Exercise directions. Every line of the records below should be restated exactly.

···

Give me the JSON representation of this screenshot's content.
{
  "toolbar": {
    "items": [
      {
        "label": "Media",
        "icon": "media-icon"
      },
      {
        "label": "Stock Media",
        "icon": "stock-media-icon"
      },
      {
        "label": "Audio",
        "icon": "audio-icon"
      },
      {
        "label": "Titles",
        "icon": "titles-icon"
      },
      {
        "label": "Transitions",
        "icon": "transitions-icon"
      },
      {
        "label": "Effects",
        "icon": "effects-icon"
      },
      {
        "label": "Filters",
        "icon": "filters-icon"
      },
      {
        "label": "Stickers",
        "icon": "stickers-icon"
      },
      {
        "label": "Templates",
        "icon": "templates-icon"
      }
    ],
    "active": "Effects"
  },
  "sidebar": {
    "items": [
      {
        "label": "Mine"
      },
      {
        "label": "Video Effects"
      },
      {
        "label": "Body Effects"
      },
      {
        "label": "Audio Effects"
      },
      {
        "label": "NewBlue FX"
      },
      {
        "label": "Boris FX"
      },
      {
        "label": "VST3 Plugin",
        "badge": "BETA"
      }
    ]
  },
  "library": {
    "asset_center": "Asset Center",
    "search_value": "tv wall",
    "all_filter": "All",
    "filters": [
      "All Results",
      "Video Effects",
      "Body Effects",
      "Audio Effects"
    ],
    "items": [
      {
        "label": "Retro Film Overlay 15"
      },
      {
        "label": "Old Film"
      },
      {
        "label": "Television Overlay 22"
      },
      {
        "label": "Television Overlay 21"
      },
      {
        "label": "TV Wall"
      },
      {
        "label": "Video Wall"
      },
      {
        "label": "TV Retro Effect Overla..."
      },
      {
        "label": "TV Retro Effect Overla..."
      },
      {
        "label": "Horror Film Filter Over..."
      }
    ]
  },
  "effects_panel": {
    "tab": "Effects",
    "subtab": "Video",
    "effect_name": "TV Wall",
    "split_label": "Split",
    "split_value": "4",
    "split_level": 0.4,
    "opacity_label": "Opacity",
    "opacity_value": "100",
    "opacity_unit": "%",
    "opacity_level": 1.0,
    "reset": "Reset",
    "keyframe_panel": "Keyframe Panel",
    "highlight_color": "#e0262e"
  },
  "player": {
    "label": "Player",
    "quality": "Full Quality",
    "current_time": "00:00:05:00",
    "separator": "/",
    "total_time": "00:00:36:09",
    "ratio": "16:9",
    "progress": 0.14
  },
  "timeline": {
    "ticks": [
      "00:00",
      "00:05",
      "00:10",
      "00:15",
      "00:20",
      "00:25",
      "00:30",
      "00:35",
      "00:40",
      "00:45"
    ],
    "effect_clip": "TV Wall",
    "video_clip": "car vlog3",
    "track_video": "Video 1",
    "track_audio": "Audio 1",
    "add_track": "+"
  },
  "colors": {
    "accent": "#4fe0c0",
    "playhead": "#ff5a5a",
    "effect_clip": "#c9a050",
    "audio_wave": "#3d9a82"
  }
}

···

The output.
Give me the JSON representation of this screenshot's content.
{
  "toolbar": {
    "items": [
      {
        "label": "Media",
        "icon": "media-icon"
      },
      {
        "label": "Stock Media",
        "icon": "stock-media-icon"
      },
      {
        "label": "Audio",
        "icon": "audio-icon"
      },
      {
        "label": "Titles",
        "icon": "titles-icon"
      },
      {
        "label": "Transitions",
        "icon": "transitions-icon"
      },
      {
        "label": "Effects",
        "icon": "effects-icon"
      },
      {
        "label": "Filters",
        "icon": "filters-icon"
      },
      {
        "label": "Stickers",
        "icon": "stickers-icon"
      },
      {
        "label": "Templates",
        "icon": "templates-icon"
      }
    ],
    "active": "Effects"
  },
  "sidebar": {
    "items": [
      {
        "label": "Mine"
      },
      {
        "label": "Video Effects"
      },
      {
        "label": "Body Effects"
      },
      {
        "label": "Audio Effects"
      },
      {
        "label": "NewBlue FX"
      },
      {
        "label": "Boris FX"
      },
      {
        "label": "VST3 Plugin",
        "badge": "BETA"
      }
    ]
  },
  "library": {
    "asset_center": "Asset Center",
    "search_value": "tv wall",
    "all_filter": "All",
    "filters": [
      "All Results",
      "Video Effects",
      "Body Effects",
      "Audio Effects"
    ],
    "items": [
      {
        "label": "Retro Film Overlay 15"
      },
      {
        "label": "Old Film"
      },
      {
        "label": "Television Overlay 22"
      },
      {
        "label": "Television Overlay 21"
      },
      {
        "label": "TV Wall"
      },
      {
        "label": "Video Wall"
      },
      {
        "label": "TV Retro Effect Overla..."
      },
      {
        "label": "TV Retro Effect Overla..."
      },
      {
        "label": "Horror Film Filter Over..."
      }
    ]
  },
  "effects_panel": {
    "tab": "Effects",
    "subtab": "Video",
    "effect_name": "TV Wall",
    "split_label": "Split",
    "split_value": "4",
    "split_level": 0.4,
    "opacity_label": "Opacity",
    "opacity_value": "100",
    "opacity_unit": "%",
    "opacity_level": 1.0,
    "reset": "Reset",
    "keyframe_panel": "Keyframe Panel",
    "highlight_color": "#e0262e"
  },
  "player": {
    "label": "Player",
    "quality": "Full Quality",
    "current_time": "00:00:05:00",
    "separator": "/",
    "total_time": "00:00:36:09",
    "ratio": "16:9",
    "progress": 0.14
  },
  "timeline": {
    "ticks": [
      "00:00",
      "00:05",
      "00:10",
      "00:15",
      "00:20",
      "00:25",
      "00:30",
      "00:35",
      "00:40",
      "00:45"
    ],
    "effect_clip": "TV Wall",
    "video_clip": "car vlog3",
    "track_video": "Video 1",
    "track_audio": "Audio 1",
    "add_track": "+"
  },
  "colors": {
    "accent": "#4fe0c0",
    "playhead": "#ff5a5a",
    "effect_clip": "#c9a050",
    "audio_wave": "#3d9a82"
  }
}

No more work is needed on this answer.